--- DIRECTIONS ---
Every line below should be duplicated exactly.

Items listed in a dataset
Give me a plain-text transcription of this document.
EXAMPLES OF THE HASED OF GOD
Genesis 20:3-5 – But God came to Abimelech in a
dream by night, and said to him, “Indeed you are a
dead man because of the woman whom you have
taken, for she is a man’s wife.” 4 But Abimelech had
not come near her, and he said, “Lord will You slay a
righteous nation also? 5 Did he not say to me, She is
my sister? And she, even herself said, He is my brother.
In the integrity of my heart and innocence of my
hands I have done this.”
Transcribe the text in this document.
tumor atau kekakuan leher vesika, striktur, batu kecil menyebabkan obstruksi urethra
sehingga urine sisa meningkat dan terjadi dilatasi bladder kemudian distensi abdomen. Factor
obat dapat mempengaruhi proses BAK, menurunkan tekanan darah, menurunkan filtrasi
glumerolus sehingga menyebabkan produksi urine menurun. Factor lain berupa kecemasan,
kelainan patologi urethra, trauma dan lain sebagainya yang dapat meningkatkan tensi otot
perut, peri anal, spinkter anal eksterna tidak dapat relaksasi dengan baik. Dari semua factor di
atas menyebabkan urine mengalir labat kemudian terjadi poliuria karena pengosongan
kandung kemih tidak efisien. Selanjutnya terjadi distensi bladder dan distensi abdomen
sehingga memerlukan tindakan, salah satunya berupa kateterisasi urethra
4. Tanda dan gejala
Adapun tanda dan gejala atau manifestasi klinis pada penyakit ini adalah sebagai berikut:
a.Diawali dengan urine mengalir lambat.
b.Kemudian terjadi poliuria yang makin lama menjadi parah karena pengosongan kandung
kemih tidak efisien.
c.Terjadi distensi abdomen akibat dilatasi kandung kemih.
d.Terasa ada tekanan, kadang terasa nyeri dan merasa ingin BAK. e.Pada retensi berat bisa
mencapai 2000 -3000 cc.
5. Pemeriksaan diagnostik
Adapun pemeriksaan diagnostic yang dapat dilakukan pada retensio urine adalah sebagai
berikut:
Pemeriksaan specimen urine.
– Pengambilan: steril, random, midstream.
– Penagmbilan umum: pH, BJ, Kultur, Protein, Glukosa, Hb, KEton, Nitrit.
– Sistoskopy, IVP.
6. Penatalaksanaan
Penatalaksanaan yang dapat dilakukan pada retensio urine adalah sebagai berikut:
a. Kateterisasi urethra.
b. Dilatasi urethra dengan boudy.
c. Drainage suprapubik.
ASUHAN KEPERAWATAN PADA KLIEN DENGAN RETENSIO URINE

--- EXPECTED OUTPUT ---
Give me a plain-text transcription of this document.
EXAMPLES OF THE HASED OF GOD
Genesis 20:3-5 – But God came to Abimelech in a
dream by night, and said to him, “Indeed you are a
dead man because of the woman whom you have
taken, for she is a man’s wife.” 4 But Abimelech had
not come near her, and he said, “Lord will You slay a
righteous nation also? 5 Did he not say to me, She is
my sister? And she, even herself said, He is my brother.
In the integrity of my heart and innocence of my
hands I have done this.”
Transcribe the text in this document.
tumor atau kekakuan leher vesika, striktur, batu kecil menyebabkan obstruksi urethra
sehingga urine sisa meningkat dan terjadi dilatasi bladder kemudian distensi abdomen. Factor
obat dapat mempengaruhi proses BAK, menurunkan tekanan darah, menurunkan filtrasi
glumerolus sehingga menyebabkan produksi urine menurun. Factor lain berupa kecemasan,
kelainan patologi urethra, trauma dan lain sebagainya yang dapat meningkatkan tensi otot
perut, peri anal, spinkter anal eksterna tidak dapat relaksasi dengan baik. Dari semua factor di
atas menyebabkan urine mengalir labat kemudian terjadi poliuria karena pengosongan
kandung kemih tidak efisien. Selanjutnya terjadi distensi bladder dan distensi abdomen
sehingga memerlukan tindakan, salah satunya berupa kateterisasi urethra
4. Tanda dan gejala
Adapun tanda dan gejala atau manifestasi klinis pada penyakit ini adalah sebagai berikut:
a.Diawali dengan urine mengalir lambat.
b.Kemudian terjadi poliuria yang makin lama menjadi parah karena pengosongan kandung
kemih tidak efisien.
c.Terjadi distensi abdomen akibat dilatasi kandung kemih.
d.Terasa ada tekanan, kadang terasa nyeri dan merasa ingin BAK. e.Pada retensi berat bisa
mencapai 2000 -3000 cc.
5. Pemeriksaan diagnostik
Adapun pemeriksaan diagnostic yang dapat dilakukan pada retensio urine adalah sebagai
berikut:
Pemeriksaan specimen urine.
– Pengambilan: steril, random, midstream.
– Penagmbilan umum: pH, BJ, Kultur, Protein, Glukosa, Hb, KEton, Nitrit.
– Sistoskopy, IVP.
6. Penatalaksanaan
Penatalaksanaan yang dapat dilakukan pada retensio urine adalah sebagai berikut:
a. Kateterisasi urethra.
b. Dilatasi urethra dengan boudy.
c. Drainage suprapubik.
ASUHAN KEPERAWATAN PADA KLIEN DENGAN RETENSIO URINE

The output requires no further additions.